• _DATA IN THIS EXERCISE_:
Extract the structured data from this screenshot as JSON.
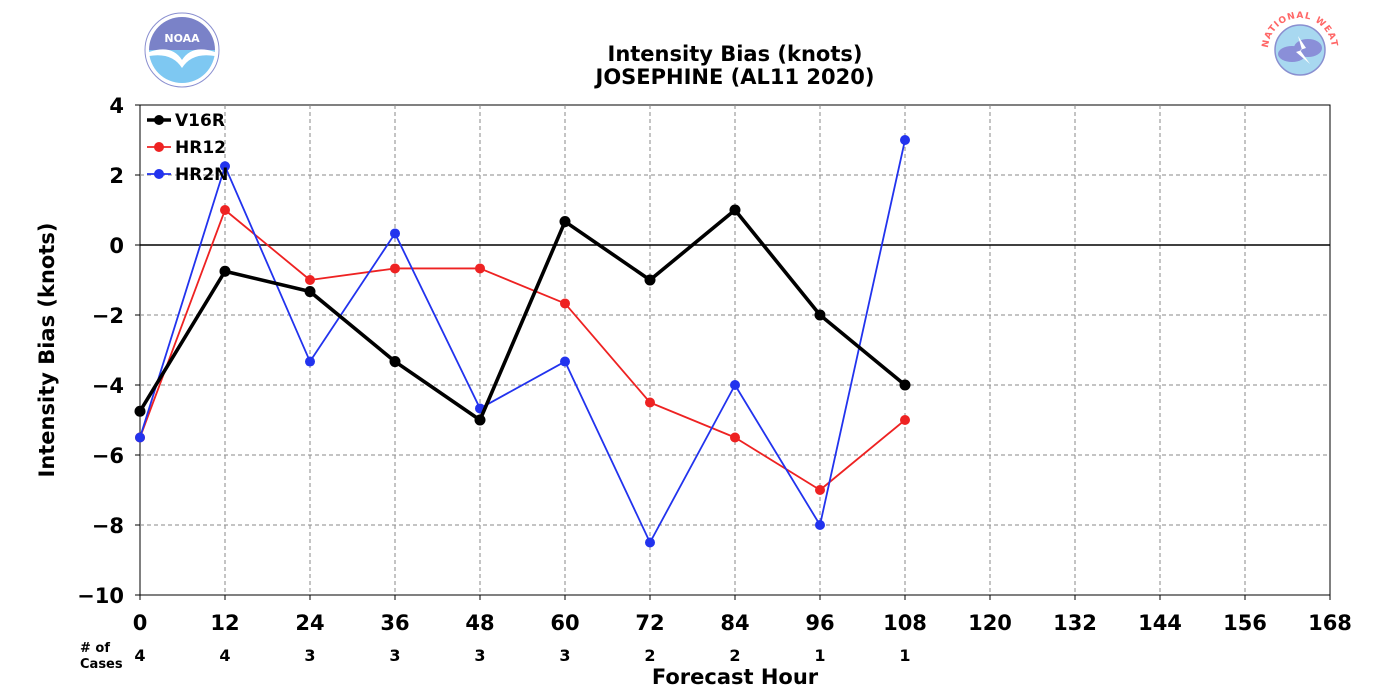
{
  "logos": {
    "left": {
      "icon": "noaa-logo",
      "text": "NOAA"
    },
    "right": {
      "icon": "nws-logo",
      "text": "NATIONAL WEATHER SERVICE"
    }
  },
  "chart_data": {
    "type": "line",
    "title": "Intensity Bias (knots)",
    "subtitle": "JOSEPHINE (AL11 2020)",
    "xlabel": "Forecast Hour",
    "ylabel": "Intensity Bias (knots)",
    "xlim": [
      0,
      168
    ],
    "ylim": [
      -10,
      4
    ],
    "xticks": [
      0,
      12,
      24,
      36,
      48,
      60,
      72,
      84,
      96,
      108,
      120,
      132,
      144,
      156,
      168
    ],
    "yticks": [
      -10,
      -8,
      -6,
      -4,
      -2,
      0,
      2,
      4
    ],
    "ytick_labels": [
      "−10",
      "−8",
      "−6",
      "−4",
      "−2",
      "0",
      "2",
      "4"
    ],
    "grid": true,
    "legend_position": "top-left",
    "cases_label": "# of Cases",
    "cases_x": [
      0,
      12,
      24,
      36,
      48,
      60,
      72,
      84,
      96,
      108
    ],
    "cases": [
      "4",
      "4",
      "3",
      "3",
      "3",
      "3",
      "2",
      "2",
      "1",
      "1"
    ],
    "series": [
      {
        "name": "V16R",
        "color": "#000000",
        "x": [
          0,
          12,
          24,
          36,
          48,
          60,
          72,
          84,
          96,
          108
        ],
        "values": [
          -4.75,
          -0.75,
          -1.33,
          -3.33,
          -5.0,
          0.67,
          -1.0,
          1.0,
          -2.0,
          -4.0
        ]
      },
      {
        "name": "HR12",
        "color": "#ee2222",
        "x": [
          0,
          12,
          24,
          36,
          48,
          60,
          72,
          84,
          96,
          108
        ],
        "values": [
          -5.5,
          1.0,
          -1.0,
          -0.67,
          -0.67,
          -1.67,
          -4.5,
          -5.5,
          -7.0,
          -5.0
        ]
      },
      {
        "name": "HR2N",
        "color": "#2233ee",
        "x": [
          0,
          12,
          24,
          36,
          48,
          60,
          72,
          84,
          96,
          108
        ],
        "values": [
          -5.5,
          2.25,
          -3.33,
          0.33,
          -4.67,
          -3.33,
          -8.5,
          -4.0,
          -8.0,
          3.0
        ]
      }
    ]
  }
}
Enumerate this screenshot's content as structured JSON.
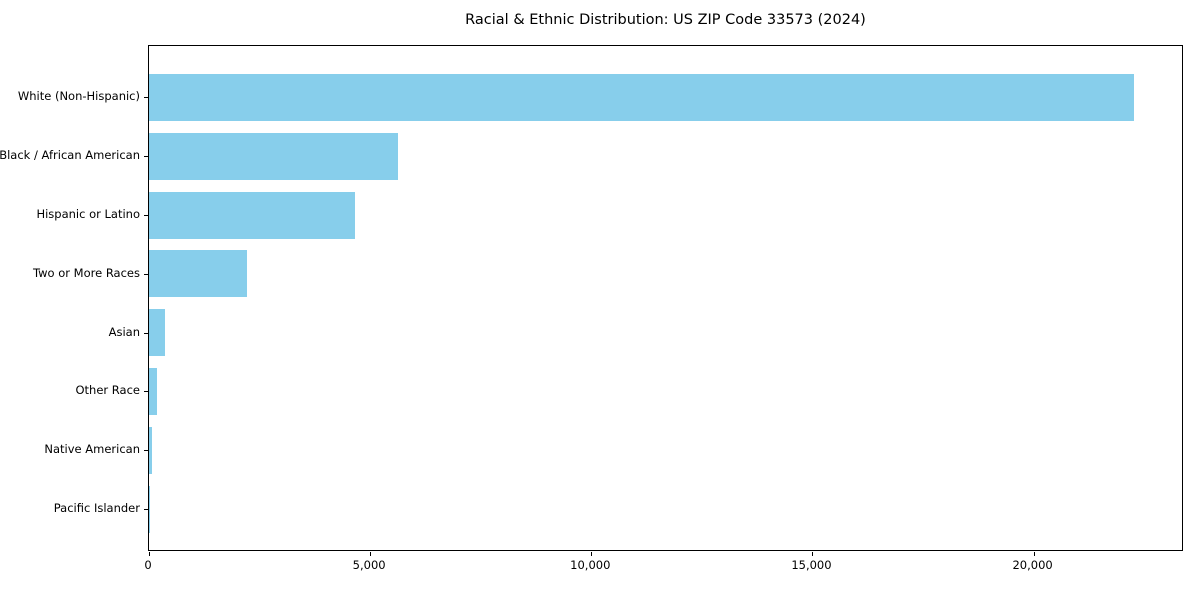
{
  "figure": {
    "background": "#ffffff",
    "text_color": "#000000",
    "spine_color": "#000000"
  },
  "chart_data": {
    "type": "bar",
    "orientation": "horizontal",
    "title": "Racial & Ethnic Distribution: US ZIP Code 33573 (2024)",
    "categories": [
      "White (Non-Hispanic)",
      "Black / African American",
      "Hispanic or Latino",
      "Two or More Races",
      "Asian",
      "Other Race",
      "Native American",
      "Pacific Islander"
    ],
    "values": [
      22280,
      5630,
      4660,
      2220,
      360,
      180,
      70,
      15
    ],
    "xlabel": "",
    "ylabel": "",
    "xlim": [
      0,
      23400
    ],
    "x_ticks": [
      0,
      5000,
      10000,
      15000,
      20000
    ],
    "x_tick_labels": [
      "0",
      "5,000",
      "10,000",
      "15,000",
      "20,000"
    ],
    "bar_color": "#87ceeb",
    "grid": false,
    "legend": false
  }
}
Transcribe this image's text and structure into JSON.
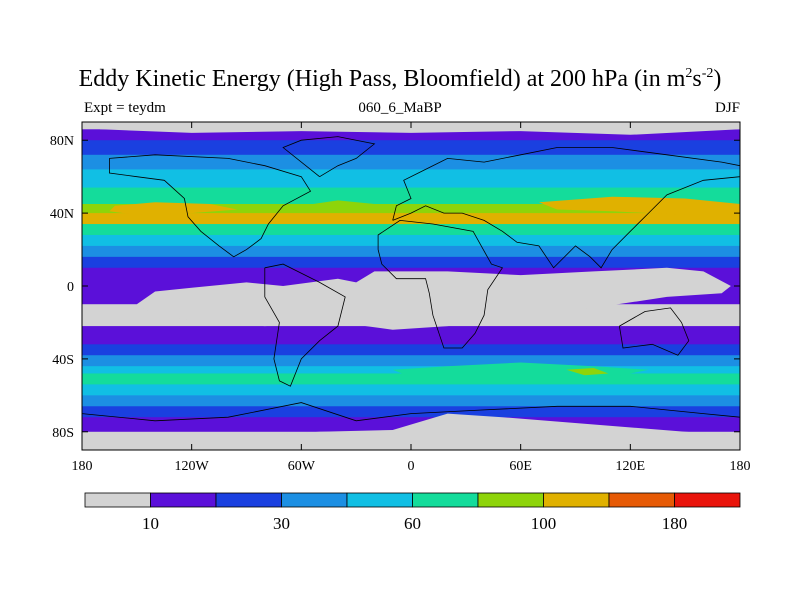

• _WORK INSTRUCTIONS_:
Select, from the listing, all lines that include the word "Hispanic".

• _TASK RESULT_:
      "White (Non-Hispanic)",
      "Hispanic or Latino",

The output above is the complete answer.